• _Given entries_
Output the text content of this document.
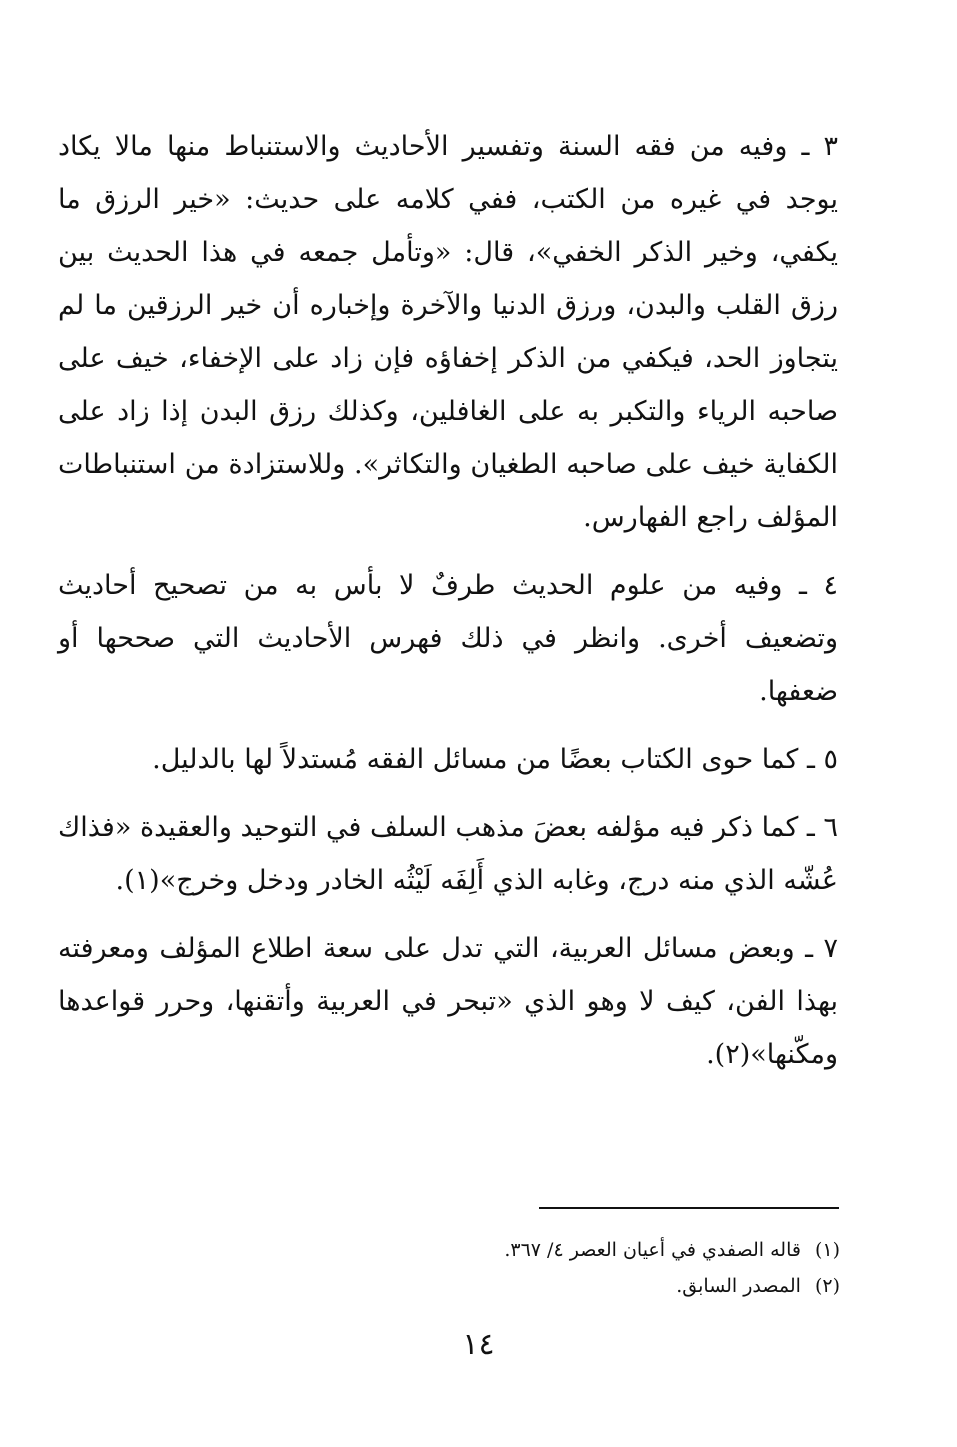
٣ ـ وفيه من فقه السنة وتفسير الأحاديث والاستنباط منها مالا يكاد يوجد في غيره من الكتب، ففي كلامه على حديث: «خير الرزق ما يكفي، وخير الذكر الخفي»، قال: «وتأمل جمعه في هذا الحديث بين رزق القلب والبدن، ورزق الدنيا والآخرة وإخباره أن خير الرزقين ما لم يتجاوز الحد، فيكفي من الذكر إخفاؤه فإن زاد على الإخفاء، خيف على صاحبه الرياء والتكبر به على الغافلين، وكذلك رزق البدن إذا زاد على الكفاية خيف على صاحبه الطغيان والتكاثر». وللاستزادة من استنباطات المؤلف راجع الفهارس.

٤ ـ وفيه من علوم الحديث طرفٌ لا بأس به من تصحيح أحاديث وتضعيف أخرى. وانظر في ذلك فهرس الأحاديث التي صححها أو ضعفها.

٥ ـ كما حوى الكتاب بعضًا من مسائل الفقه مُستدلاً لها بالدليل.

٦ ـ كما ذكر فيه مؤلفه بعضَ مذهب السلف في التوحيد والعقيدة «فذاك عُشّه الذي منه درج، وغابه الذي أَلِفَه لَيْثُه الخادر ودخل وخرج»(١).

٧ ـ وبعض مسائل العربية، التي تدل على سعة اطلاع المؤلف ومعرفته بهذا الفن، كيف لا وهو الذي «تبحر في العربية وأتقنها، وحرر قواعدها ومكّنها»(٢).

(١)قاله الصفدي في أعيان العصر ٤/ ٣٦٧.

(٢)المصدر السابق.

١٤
--
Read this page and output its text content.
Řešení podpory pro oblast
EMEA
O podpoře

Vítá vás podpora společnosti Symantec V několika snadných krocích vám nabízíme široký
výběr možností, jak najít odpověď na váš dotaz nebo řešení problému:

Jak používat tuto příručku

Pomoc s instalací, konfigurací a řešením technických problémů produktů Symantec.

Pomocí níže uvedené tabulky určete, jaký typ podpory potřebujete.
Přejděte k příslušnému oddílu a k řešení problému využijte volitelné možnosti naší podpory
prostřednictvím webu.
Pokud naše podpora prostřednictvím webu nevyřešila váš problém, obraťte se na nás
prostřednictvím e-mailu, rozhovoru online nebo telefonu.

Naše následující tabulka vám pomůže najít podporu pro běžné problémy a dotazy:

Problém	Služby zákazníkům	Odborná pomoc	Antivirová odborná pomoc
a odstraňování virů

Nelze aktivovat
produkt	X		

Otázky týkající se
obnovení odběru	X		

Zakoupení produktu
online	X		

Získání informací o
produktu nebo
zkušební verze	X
==
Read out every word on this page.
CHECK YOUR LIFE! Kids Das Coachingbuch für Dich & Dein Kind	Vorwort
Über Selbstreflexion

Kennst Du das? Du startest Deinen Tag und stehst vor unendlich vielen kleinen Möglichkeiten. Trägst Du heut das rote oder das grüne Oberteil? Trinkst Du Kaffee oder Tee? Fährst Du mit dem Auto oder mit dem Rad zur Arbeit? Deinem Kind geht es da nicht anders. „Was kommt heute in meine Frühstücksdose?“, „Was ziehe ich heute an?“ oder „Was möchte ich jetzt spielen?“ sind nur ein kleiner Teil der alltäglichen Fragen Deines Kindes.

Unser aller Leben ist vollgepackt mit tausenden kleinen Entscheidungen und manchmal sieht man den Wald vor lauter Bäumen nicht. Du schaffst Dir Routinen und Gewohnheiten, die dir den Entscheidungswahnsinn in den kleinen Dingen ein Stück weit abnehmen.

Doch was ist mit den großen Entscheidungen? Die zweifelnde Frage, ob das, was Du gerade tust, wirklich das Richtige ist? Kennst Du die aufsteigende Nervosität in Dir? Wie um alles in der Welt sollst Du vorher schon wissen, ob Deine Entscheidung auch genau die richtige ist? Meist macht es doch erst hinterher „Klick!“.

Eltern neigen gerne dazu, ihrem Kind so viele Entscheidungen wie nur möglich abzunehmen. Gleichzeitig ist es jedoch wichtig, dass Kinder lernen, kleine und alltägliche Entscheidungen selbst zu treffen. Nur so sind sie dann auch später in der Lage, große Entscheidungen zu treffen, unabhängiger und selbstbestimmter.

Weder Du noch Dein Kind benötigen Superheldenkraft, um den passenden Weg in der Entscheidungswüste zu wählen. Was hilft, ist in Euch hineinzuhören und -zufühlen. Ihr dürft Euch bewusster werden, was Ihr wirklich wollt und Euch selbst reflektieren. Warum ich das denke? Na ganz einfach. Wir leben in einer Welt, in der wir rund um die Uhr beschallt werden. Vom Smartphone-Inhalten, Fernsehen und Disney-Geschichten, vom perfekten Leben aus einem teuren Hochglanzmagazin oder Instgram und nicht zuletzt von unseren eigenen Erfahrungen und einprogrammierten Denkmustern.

• _Task instructions_
What is the number of lines holding the word "الذي"? State it alone.

• _Complete output_
2